## [Written problem]
Reproduce the listing below verbatim, from its first line through the line containing "ad-fine-print: *Fictitious names.", including both of those lines.
====== Dataset rows ======
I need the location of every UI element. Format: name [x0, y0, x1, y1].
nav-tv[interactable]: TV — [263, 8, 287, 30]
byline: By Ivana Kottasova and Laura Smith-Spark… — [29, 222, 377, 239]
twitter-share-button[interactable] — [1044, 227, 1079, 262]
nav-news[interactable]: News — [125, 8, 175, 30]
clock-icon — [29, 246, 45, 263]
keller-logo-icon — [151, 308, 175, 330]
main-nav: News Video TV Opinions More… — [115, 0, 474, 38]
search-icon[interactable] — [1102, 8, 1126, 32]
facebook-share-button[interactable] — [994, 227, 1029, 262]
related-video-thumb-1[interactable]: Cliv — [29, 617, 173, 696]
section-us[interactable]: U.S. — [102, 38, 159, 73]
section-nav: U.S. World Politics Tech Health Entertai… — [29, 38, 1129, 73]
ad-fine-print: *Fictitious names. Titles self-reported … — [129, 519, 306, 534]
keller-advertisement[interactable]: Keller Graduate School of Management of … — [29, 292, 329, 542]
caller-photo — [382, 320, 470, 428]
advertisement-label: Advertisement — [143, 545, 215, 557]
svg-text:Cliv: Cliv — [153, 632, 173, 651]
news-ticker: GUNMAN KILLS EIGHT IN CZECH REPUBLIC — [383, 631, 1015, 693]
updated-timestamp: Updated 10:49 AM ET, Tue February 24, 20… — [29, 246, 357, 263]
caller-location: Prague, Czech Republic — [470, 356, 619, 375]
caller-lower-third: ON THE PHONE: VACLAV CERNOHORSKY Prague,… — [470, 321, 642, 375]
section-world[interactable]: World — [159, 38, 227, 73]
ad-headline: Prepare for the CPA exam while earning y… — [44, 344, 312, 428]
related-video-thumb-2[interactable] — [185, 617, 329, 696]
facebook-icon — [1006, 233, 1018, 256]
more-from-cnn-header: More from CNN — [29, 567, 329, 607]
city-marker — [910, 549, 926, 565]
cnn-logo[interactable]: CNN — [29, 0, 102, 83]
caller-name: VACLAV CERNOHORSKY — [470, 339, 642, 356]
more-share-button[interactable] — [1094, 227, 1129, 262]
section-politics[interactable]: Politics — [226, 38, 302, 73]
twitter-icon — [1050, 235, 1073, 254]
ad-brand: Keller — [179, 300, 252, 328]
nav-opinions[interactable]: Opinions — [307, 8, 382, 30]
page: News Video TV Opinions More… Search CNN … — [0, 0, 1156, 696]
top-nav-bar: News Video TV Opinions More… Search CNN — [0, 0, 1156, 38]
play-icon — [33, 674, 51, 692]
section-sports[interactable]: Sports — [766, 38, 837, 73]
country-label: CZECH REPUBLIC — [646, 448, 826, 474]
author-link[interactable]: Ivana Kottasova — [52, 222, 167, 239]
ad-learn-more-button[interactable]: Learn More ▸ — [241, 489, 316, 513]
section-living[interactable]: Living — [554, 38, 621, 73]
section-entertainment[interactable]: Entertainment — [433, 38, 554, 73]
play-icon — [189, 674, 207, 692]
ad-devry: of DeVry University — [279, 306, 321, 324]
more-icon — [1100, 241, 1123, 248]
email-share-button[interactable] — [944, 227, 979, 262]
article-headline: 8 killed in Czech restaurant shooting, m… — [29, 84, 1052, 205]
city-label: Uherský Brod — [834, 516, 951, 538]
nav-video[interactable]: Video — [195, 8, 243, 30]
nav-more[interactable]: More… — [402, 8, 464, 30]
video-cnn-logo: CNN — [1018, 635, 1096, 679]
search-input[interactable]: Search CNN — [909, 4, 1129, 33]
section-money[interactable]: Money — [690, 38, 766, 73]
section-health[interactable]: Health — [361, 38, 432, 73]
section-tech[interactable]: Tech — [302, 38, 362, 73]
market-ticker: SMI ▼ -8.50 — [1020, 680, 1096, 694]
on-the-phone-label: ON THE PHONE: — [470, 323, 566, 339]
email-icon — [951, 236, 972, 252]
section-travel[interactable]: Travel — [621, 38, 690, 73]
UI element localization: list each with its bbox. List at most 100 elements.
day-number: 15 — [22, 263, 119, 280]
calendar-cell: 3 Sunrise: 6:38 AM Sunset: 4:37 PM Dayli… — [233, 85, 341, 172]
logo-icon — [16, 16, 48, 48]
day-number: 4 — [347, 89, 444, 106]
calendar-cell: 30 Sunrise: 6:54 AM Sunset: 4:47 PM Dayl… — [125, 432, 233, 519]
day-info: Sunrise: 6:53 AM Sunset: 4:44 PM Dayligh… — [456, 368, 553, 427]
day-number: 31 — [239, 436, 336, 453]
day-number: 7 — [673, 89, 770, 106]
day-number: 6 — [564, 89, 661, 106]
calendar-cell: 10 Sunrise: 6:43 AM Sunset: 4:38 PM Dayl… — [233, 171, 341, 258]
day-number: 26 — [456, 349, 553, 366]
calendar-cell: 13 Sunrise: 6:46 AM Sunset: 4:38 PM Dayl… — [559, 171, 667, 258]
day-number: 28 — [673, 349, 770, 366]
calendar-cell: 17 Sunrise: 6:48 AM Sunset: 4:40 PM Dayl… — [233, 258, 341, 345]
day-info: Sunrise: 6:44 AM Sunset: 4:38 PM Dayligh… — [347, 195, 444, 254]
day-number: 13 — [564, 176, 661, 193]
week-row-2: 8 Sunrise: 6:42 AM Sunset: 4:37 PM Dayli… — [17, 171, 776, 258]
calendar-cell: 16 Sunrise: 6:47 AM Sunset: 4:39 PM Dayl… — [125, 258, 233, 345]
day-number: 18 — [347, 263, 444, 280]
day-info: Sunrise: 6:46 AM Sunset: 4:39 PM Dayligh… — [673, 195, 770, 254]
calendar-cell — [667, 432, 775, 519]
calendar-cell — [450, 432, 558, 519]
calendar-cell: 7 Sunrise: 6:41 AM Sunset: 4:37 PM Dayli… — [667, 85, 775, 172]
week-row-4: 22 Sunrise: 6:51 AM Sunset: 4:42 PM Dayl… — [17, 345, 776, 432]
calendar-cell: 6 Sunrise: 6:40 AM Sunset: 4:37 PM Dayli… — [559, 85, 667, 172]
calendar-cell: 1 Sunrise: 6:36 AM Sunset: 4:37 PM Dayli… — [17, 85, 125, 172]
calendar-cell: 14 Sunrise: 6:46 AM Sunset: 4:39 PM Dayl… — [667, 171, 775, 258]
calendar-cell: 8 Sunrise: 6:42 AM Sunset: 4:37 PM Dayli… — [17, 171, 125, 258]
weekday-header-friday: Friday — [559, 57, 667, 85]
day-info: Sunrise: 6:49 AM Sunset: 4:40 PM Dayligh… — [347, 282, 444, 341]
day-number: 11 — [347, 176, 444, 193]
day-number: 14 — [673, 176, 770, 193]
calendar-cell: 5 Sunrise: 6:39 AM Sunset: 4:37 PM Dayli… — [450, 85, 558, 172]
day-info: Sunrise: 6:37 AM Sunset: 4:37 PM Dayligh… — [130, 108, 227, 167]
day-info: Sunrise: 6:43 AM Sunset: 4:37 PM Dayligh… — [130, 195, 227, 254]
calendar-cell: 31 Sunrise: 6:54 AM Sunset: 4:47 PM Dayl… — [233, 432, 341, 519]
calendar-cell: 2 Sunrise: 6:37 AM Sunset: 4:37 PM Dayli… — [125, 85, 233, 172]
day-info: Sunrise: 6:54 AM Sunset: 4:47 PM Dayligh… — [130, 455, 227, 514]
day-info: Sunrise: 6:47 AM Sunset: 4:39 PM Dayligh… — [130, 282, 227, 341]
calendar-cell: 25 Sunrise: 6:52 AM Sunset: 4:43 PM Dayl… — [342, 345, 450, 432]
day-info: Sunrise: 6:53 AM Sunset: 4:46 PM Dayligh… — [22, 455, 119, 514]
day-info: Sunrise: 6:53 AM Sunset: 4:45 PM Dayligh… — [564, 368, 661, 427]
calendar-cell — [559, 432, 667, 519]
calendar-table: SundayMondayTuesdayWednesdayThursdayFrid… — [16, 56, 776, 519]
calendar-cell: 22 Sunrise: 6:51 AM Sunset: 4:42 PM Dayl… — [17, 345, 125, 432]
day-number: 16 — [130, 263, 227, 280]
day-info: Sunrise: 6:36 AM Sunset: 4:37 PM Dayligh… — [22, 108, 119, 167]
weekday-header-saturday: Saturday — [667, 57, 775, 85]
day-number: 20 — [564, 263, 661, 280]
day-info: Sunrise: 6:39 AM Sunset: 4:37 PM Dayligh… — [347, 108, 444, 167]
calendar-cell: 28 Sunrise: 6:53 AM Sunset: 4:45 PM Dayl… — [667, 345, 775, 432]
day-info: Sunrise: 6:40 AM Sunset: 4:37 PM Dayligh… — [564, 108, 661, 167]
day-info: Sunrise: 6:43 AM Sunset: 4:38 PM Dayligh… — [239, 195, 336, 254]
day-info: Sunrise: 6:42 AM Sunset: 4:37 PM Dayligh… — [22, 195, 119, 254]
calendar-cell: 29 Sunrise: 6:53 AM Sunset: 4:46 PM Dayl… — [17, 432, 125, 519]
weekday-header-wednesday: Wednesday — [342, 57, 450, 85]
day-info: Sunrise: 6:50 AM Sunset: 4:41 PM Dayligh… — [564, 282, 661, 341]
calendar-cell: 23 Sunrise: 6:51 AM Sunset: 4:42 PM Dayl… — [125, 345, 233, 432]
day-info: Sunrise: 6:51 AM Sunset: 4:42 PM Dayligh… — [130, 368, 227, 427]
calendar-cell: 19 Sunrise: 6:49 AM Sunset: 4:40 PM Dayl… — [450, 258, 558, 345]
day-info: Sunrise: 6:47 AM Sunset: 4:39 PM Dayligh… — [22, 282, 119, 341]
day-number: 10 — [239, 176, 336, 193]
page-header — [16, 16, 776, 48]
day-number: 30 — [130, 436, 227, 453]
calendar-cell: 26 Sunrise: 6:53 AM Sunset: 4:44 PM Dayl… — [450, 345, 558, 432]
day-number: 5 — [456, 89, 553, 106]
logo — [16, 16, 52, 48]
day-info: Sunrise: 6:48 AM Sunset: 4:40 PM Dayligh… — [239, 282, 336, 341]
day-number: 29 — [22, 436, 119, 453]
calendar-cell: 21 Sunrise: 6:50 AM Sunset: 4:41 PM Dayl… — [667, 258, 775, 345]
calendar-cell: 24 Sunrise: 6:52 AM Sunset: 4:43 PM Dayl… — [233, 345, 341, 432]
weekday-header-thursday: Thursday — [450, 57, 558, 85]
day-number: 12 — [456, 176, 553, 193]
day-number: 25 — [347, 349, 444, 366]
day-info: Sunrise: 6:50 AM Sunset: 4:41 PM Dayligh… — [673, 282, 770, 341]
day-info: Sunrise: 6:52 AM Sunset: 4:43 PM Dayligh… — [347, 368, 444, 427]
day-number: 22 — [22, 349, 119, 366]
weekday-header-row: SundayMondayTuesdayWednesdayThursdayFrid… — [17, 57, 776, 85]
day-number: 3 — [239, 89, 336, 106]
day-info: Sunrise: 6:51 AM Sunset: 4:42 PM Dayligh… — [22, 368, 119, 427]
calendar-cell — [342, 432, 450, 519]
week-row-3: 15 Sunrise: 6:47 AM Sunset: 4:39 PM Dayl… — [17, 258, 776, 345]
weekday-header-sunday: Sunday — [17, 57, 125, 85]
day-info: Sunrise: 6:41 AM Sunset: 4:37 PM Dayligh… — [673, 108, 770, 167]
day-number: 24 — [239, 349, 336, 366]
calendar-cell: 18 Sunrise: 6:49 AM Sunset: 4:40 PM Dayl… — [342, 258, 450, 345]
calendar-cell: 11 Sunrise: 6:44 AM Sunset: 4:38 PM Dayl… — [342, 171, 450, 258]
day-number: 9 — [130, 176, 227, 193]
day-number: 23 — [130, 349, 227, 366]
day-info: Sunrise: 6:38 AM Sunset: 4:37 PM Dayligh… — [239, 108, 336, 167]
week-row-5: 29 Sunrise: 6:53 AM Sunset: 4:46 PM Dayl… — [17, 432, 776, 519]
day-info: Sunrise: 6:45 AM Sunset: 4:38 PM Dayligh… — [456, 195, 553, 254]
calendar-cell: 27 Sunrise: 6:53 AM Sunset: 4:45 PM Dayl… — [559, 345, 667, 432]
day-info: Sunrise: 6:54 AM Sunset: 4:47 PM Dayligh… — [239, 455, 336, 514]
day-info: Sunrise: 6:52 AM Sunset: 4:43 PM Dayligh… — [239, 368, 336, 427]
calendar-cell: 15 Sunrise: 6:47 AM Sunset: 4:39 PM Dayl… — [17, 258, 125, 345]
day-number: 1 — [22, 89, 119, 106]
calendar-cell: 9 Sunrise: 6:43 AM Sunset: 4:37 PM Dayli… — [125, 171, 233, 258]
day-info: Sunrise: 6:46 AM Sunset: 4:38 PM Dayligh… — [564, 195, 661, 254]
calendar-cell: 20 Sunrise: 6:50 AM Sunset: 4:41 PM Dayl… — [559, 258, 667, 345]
======
## [Right answer]
I need the location of every UI element. Format: name [x0, y0, x1, y1].
nav-tv[interactable]: TV — [263, 8, 287, 30]
byline: By Ivana Kottasova and Laura Smith-Spark… — [29, 222, 377, 239]
twitter-share-button[interactable] — [1044, 227, 1079, 262]
nav-news[interactable]: News — [125, 8, 175, 30]
clock-icon — [29, 246, 45, 263]
keller-logo-icon — [151, 308, 175, 330]
main-nav: News Video TV Opinions More… — [115, 0, 474, 38]
search-icon[interactable] — [1102, 8, 1126, 32]
facebook-share-button[interactable] — [994, 227, 1029, 262]
related-video-thumb-1[interactable]: Cliv — [29, 617, 173, 696]
section-us[interactable]: U.S. — [102, 38, 159, 73]
section-nav: U.S. World Politics Tech Health Entertai… — [29, 38, 1129, 73]
ad-fine-print: *Fictitious names. Titles self-reported … — [129, 519, 306, 534]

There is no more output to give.